** start **

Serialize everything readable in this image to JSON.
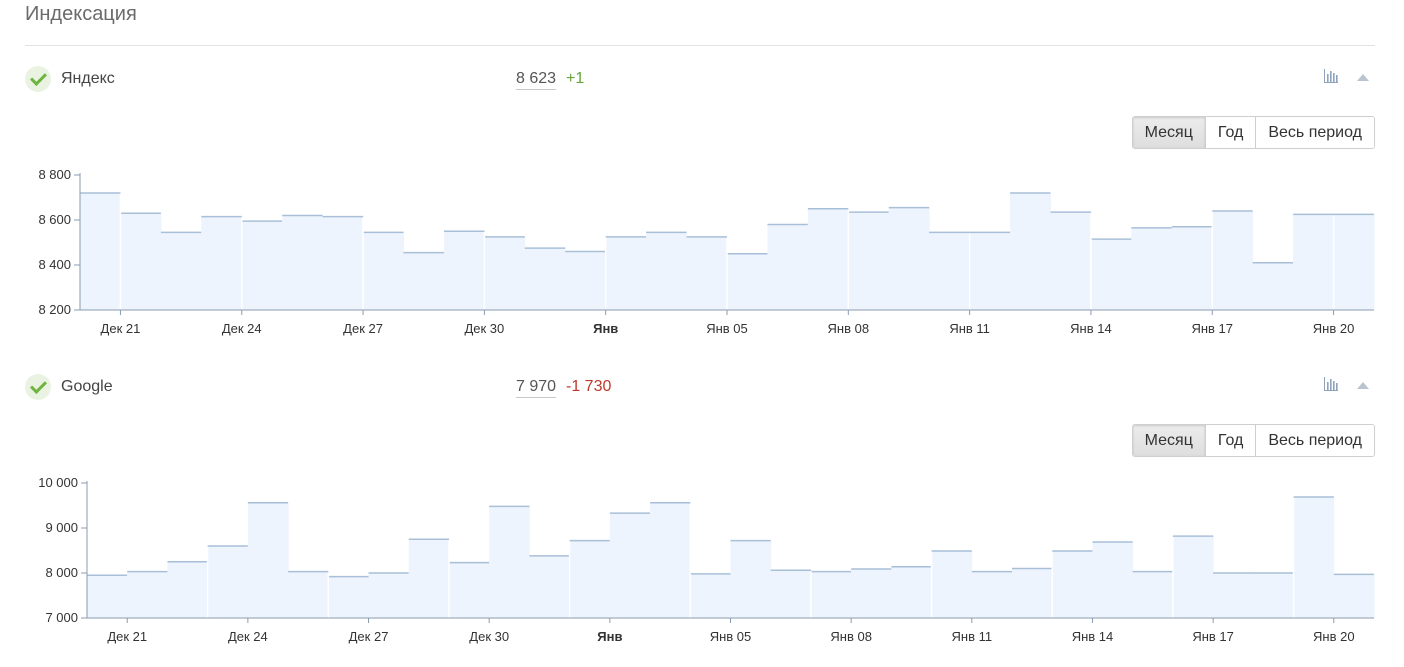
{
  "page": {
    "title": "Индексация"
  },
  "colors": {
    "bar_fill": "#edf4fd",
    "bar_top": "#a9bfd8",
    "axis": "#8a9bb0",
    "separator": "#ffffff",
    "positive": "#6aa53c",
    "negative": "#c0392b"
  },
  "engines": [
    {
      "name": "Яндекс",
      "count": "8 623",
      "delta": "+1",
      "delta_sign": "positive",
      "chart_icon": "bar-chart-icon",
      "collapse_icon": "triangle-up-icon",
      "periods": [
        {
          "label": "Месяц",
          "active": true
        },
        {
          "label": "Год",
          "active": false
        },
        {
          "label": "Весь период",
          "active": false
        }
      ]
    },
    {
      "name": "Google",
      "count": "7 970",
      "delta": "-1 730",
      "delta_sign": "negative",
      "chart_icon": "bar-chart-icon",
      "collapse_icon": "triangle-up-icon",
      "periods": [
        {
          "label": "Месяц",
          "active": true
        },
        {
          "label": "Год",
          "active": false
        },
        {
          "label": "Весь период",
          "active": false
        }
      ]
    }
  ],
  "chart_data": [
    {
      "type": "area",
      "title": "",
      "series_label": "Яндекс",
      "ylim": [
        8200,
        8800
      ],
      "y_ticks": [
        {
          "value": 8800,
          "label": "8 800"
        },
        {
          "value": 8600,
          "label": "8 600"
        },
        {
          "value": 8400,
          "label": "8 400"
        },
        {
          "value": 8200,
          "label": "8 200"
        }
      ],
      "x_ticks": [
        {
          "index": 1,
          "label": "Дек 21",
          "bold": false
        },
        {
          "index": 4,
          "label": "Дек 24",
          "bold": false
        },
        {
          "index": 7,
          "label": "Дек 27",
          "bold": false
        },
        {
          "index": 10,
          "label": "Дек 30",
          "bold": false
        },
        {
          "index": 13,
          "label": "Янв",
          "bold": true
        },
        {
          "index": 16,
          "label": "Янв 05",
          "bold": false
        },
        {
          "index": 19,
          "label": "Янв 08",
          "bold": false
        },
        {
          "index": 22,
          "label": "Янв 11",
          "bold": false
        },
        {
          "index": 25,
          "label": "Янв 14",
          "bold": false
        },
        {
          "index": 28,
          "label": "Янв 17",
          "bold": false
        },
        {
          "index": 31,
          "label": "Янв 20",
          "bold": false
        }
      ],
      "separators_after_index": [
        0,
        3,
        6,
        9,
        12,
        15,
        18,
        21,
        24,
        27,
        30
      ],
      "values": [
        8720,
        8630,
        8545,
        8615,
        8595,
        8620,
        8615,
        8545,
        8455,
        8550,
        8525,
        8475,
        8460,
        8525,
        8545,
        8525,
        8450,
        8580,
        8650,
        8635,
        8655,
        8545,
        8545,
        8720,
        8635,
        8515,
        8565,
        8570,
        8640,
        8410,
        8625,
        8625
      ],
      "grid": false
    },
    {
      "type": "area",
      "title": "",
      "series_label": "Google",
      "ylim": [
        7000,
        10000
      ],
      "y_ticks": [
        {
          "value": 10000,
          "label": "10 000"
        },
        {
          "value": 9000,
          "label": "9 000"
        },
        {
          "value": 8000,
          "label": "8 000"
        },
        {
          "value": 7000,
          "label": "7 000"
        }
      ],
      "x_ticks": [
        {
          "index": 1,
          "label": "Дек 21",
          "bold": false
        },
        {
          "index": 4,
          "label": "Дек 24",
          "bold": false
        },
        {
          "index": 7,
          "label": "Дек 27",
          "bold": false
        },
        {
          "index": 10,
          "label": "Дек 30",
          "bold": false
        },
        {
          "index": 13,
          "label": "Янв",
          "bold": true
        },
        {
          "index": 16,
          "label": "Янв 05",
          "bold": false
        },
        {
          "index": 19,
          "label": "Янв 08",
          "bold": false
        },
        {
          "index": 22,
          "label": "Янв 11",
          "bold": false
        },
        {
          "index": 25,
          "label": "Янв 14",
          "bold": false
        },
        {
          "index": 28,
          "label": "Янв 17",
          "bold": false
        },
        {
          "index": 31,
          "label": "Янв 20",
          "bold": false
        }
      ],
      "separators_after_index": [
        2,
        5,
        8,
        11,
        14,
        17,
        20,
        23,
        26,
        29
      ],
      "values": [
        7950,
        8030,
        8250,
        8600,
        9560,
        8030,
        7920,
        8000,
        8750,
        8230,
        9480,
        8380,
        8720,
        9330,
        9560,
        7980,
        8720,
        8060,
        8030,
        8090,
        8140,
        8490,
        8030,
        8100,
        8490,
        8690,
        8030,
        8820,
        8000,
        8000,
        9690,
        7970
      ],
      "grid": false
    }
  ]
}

** end **
** start **

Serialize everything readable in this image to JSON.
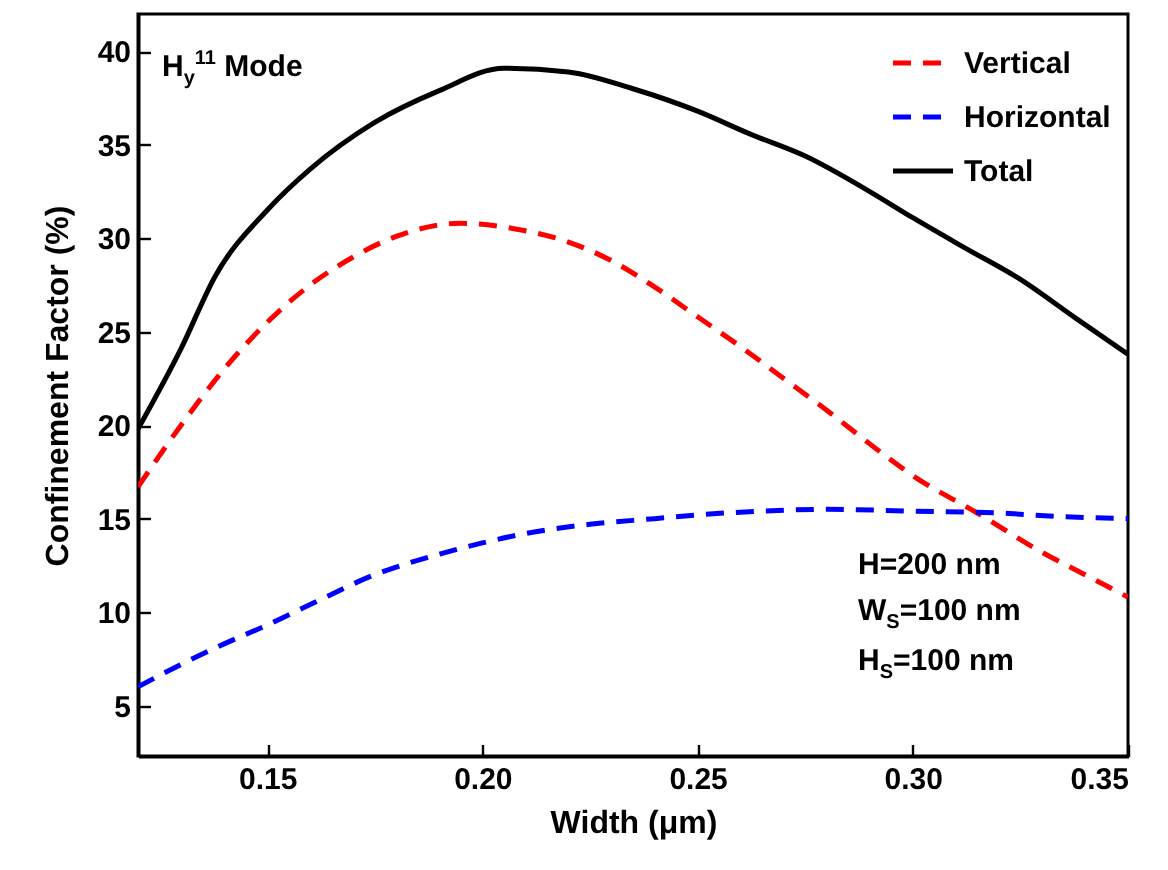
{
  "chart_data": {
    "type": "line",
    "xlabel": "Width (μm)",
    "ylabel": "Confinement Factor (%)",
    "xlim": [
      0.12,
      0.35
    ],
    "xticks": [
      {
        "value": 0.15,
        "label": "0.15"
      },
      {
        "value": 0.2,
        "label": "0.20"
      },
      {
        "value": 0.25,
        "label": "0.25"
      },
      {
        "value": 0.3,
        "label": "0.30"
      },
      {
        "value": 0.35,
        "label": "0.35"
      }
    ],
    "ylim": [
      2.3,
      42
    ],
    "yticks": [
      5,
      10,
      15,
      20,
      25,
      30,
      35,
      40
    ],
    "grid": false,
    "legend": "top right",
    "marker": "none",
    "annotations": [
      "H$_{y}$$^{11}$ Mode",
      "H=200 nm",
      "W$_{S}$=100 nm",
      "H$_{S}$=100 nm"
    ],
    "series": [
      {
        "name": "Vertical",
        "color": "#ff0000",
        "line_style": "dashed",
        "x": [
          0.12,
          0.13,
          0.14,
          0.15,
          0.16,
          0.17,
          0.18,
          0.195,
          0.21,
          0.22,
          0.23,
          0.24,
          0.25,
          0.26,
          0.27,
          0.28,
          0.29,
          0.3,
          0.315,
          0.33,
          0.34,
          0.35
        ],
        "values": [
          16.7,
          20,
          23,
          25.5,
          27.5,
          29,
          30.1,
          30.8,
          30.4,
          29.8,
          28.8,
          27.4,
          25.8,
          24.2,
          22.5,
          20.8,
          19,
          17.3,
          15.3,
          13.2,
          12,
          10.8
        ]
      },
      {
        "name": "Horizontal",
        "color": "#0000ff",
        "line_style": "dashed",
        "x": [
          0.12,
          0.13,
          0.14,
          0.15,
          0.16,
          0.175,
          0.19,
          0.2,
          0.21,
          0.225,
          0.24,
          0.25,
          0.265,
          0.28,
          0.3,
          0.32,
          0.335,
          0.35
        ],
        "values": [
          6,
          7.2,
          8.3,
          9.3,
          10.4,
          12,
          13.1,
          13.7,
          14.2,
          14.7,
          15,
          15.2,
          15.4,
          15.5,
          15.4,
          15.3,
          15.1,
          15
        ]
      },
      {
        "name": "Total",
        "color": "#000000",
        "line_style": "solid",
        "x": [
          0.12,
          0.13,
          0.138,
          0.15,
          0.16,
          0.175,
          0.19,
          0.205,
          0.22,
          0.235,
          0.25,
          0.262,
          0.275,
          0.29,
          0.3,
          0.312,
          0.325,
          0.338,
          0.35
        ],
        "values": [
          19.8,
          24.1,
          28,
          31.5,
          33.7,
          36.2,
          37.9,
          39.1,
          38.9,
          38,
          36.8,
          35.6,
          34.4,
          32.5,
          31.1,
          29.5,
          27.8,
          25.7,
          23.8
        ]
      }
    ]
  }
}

** end **

### Direction:
Copy out every line of the listing that contains the string "negative".

### Worked solution:
    "negative": "#c0392b"
      "delta_sign": "negative",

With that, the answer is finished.